### SOURCE RECORDS ###

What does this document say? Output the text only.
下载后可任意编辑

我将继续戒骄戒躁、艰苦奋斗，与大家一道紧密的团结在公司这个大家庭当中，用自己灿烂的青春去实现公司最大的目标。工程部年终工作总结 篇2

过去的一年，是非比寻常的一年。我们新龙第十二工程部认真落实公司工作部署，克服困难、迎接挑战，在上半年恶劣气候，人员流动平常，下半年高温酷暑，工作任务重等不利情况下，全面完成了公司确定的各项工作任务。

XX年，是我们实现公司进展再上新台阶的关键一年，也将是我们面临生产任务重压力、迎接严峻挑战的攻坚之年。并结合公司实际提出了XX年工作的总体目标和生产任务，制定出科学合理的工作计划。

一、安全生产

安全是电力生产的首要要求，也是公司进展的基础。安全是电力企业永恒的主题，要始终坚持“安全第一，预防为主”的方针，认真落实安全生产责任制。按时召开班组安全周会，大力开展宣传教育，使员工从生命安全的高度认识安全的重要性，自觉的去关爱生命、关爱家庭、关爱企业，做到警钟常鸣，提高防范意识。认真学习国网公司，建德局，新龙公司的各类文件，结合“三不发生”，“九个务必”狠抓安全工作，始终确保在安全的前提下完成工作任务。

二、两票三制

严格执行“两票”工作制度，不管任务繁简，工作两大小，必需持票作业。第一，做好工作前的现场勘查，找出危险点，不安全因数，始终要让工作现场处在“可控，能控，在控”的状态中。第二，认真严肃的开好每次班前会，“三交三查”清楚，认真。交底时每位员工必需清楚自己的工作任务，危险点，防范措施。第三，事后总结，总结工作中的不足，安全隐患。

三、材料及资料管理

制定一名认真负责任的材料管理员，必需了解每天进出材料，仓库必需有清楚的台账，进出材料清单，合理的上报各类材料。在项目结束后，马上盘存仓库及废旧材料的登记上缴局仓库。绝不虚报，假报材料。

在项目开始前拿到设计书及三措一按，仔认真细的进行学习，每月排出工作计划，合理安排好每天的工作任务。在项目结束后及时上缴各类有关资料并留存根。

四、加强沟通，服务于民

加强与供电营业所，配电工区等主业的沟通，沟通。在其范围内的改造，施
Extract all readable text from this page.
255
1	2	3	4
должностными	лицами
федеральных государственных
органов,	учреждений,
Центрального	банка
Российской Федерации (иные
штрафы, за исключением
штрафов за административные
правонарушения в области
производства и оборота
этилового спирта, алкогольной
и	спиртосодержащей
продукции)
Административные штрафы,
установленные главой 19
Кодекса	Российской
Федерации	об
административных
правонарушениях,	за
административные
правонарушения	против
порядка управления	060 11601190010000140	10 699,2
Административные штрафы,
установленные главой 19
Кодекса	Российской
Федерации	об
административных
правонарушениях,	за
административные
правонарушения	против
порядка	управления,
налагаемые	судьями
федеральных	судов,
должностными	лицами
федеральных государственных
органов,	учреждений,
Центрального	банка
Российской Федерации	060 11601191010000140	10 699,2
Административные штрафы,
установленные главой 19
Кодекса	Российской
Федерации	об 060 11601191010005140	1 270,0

###

# WHAT THE EXERCISE ASKS:
State how many lines of the records hold the string "text", and nothing else.

# RESPONSE TO THIS TASK:
2